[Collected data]
------------------------------------

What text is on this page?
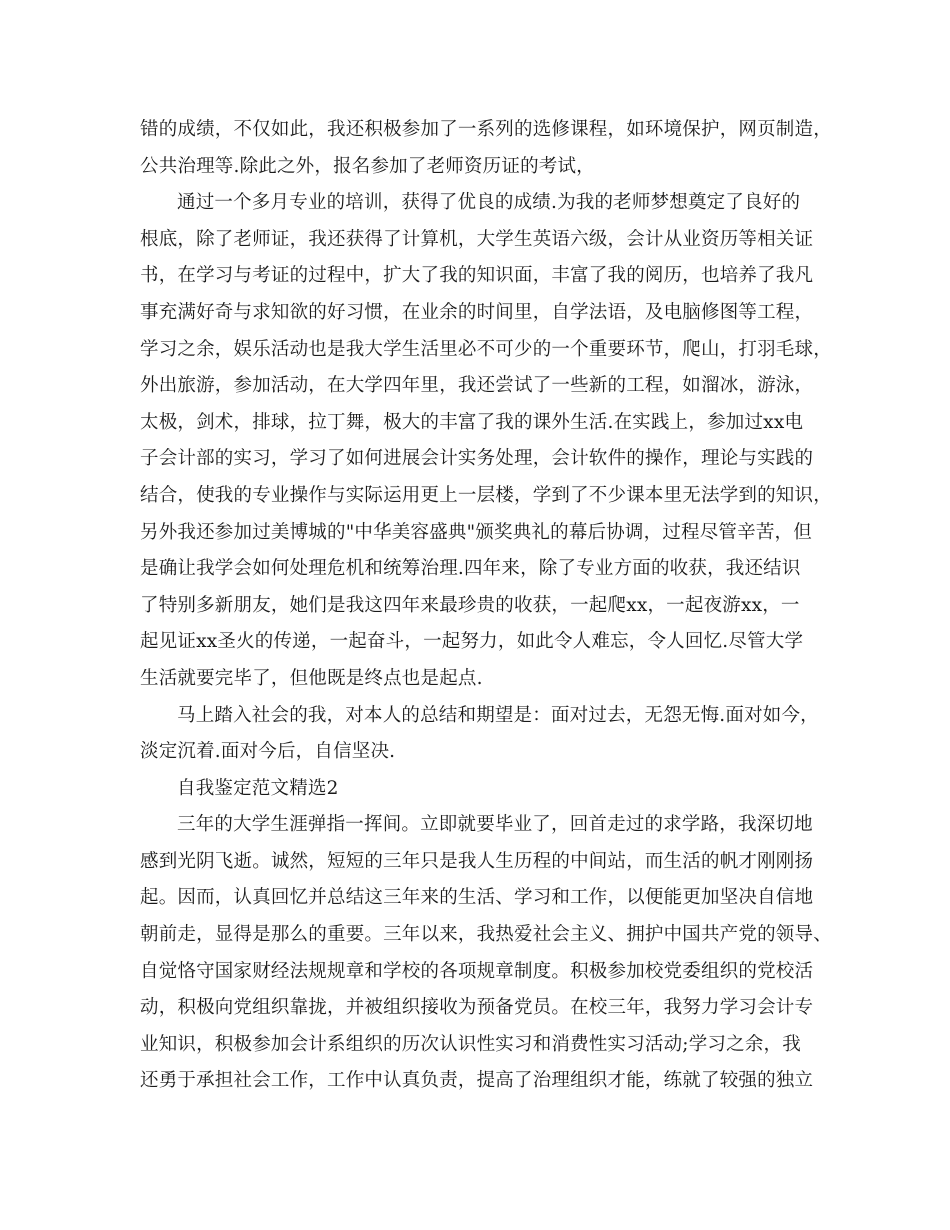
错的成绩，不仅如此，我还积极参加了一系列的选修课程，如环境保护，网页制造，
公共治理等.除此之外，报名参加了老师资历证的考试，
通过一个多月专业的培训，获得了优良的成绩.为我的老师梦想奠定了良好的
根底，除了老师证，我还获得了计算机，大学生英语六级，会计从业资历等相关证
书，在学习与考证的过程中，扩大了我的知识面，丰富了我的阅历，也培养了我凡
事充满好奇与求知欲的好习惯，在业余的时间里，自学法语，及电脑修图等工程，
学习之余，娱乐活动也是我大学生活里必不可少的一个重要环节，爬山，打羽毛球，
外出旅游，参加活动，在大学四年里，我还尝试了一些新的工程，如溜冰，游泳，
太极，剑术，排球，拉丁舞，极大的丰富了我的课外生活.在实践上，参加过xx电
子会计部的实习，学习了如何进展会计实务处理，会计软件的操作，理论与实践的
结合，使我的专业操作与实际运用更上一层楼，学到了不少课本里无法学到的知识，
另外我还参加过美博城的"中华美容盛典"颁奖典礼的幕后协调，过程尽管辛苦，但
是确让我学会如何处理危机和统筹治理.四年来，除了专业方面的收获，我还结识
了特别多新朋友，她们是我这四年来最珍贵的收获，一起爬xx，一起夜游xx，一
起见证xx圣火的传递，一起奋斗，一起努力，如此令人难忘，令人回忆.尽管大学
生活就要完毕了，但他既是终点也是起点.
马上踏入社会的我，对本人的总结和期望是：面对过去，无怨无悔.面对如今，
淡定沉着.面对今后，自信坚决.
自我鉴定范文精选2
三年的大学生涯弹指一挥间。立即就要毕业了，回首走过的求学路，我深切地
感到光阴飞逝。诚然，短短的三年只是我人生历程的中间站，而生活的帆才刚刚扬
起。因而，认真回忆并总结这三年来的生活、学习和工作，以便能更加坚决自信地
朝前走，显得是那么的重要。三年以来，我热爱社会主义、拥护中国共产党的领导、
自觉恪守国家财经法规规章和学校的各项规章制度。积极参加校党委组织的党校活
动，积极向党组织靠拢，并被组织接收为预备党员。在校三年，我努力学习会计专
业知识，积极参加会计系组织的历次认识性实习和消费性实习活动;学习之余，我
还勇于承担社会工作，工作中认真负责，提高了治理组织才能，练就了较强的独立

------------------------------------

YOUR GOAL = Show each line holding the word "学习之余".

ANSWER FOR THIS EXERCISE =
学习之余，娱乐活动也是我大学生活里必不可少的一个重要环节，爬山，打羽毛球，
业知识，积极参加会计系组织的历次认识性实习和消费性实习活动;学习之余，我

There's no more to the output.